Data entries:

══════════

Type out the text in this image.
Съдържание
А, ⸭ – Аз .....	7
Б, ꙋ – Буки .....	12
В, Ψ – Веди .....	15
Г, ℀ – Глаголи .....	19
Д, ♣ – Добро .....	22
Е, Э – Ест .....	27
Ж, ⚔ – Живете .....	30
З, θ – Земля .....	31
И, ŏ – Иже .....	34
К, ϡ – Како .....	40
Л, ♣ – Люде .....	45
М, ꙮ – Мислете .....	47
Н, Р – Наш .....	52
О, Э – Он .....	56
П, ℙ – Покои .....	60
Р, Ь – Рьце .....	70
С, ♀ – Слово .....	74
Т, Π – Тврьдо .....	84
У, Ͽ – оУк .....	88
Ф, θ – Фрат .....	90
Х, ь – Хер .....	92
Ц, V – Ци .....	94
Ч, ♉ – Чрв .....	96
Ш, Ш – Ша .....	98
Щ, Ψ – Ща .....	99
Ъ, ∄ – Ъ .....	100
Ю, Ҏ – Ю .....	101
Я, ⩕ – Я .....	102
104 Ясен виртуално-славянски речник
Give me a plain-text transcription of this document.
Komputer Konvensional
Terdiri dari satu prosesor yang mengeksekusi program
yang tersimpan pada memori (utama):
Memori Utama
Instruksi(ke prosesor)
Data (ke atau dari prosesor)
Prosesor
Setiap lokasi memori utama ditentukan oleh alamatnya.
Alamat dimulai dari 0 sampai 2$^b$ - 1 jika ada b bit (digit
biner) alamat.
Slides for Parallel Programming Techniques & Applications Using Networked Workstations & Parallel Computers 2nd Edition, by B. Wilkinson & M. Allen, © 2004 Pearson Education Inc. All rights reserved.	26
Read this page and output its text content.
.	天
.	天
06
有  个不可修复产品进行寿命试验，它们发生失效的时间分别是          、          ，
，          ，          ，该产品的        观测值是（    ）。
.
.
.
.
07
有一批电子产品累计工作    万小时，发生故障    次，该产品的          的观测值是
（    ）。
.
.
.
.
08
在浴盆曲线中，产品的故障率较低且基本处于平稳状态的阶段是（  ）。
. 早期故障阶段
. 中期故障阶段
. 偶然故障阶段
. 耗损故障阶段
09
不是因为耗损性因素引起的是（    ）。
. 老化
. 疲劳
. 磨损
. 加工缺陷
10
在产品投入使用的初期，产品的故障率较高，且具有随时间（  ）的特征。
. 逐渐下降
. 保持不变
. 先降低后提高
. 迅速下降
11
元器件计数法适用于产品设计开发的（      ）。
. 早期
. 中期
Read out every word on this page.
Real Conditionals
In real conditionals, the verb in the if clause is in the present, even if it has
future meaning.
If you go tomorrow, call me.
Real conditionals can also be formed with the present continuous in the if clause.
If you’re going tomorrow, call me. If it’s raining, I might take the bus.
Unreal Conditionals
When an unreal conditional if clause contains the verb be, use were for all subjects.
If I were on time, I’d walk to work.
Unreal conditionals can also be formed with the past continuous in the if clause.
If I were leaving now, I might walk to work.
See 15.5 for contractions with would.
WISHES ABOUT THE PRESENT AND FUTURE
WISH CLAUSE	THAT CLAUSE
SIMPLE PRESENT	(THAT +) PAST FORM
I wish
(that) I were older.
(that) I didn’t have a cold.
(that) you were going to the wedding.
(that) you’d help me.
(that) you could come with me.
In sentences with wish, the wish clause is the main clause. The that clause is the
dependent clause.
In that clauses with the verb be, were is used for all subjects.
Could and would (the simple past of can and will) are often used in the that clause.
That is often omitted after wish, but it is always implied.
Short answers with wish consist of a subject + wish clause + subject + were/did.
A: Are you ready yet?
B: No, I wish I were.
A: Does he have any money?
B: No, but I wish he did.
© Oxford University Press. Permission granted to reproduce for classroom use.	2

══════════

■ Exercise requirements:
Take the entries above and transcribe them in full.

■ Response to this exercise:
Type out the text in this image.
Съдържание
А, ⸭ – Аз .....	7
Б, ꙋ – Буки .....	12
В, Ψ – Веди .....	15
Г, ℀ – Глаголи .....	19
Д, ♣ – Добро .....	22
Е, Э – Ест .....	27
Ж, ⚔ – Живете .....	30
З, θ – Земля .....	31
И, ŏ – Иже .....	34
К, ϡ – Како .....	40
Л, ♣ – Люде .....	45
М, ꙮ – Мислете .....	47
Н, Р – Наш .....	52
О, Э – Он .....	56
П, ℙ – Покои .....	60
Р, Ь – Рьце .....	70
С, ♀ – Слово .....	74
Т, Π – Тврьдо .....	84
У, Ͽ – оУк .....	88
Ф, θ – Фрат .....	90
Х, ь – Хер .....	92
Ц, V – Ци .....	94
Ч, ♉ – Чрв .....	96
Ш, Ш – Ша .....	98
Щ, Ψ – Ща .....	99
Ъ, ∄ – Ъ .....	100
Ю, Ҏ – Ю .....	101
Я, ⩕ – Я .....	102
104 Ясен виртуално-славянски речник
Give me a plain-text transcription of this document.
Komputer Konvensional
Terdiri dari satu prosesor yang mengeksekusi program
yang tersimpan pada memori (utama):
Memori Utama
Instruksi(ke prosesor)
Data (ke atau dari prosesor)
Prosesor
Setiap lokasi memori utama ditentukan oleh alamatnya.
Alamat dimulai dari 0 sampai 2$^b$ - 1 jika ada b bit (digit
biner) alamat.
Slides for Parallel Programming Techniques & Applications Using Networked Workstations & Parallel Computers 2nd Edition, by B. Wilkinson & M. Allen, © 2004 Pearson Education Inc. All rights reserved.	26
Read this page and output its text content.
.	天
.	天
06
有  个不可修复产品进行寿命试验，它们发生失效的时间分别是          、          ，
，          ，          ，该产品的        观测值是（    ）。
.
.
.
.
07
有一批电子产品累计工作    万小时，发生故障    次，该产品的          的观测值是
（    ）。
.
.
.
.
08
在浴盆曲线中，产品的故障率较低且基本处于平稳状态的阶段是（  ）。
. 早期故障阶段
. 中期故障阶段
. 偶然故障阶段
. 耗损故障阶段
09
不是因为耗损性因素引起的是（    ）。
. 老化
. 疲劳
. 磨损
. 加工缺陷
10
在产品投入使用的初期，产品的故障率较高，且具有随时间（  ）的特征。
. 逐渐下降
. 保持不变
. 先降低后提高
. 迅速下降
11
元器件计数法适用于产品设计开发的（      ）。
. 早期
. 中期
Read out every word on this page.
Real Conditionals
In real conditionals, the verb in the if clause is in the present, even if it has
future meaning.
If you go tomorrow, call me.
Real conditionals can also be formed with the present continuous in the if clause.
If you’re going tomorrow, call me. If it’s raining, I might take the bus.
Unreal Conditionals
When an unreal conditional if clause contains the verb be, use were for all subjects.
If I were on time, I’d walk to work.
Unreal conditionals can also be formed with the past continuous in the if clause.
If I were leaving now, I might walk to work.
See 15.5 for contractions with would.
WISHES ABOUT THE PRESENT AND FUTURE
WISH CLAUSE	THAT CLAUSE
SIMPLE PRESENT	(THAT +) PAST FORM
I wish
(that) I were older.
(that) I didn’t have a cold.
(that) you were going to the wedding.
(that) you’d help me.
(that) you could come with me.
In sentences with wish, the wish clause is the main clause. The that clause is the
dependent clause.
In that clauses with the verb be, were is used for all subjects.
Could and would (the simple past of can and will) are often used in the that clause.
That is often omitted after wish, but it is always implied.
Short answers with wish consist of a subject + wish clause + subject + were/did.
A: Are you ready yet?
B: No, I wish I were.
A: Does he have any money?
B: No, but I wish he did.
© Oxford University Press. Permission granted to reproduce for classroom use.	2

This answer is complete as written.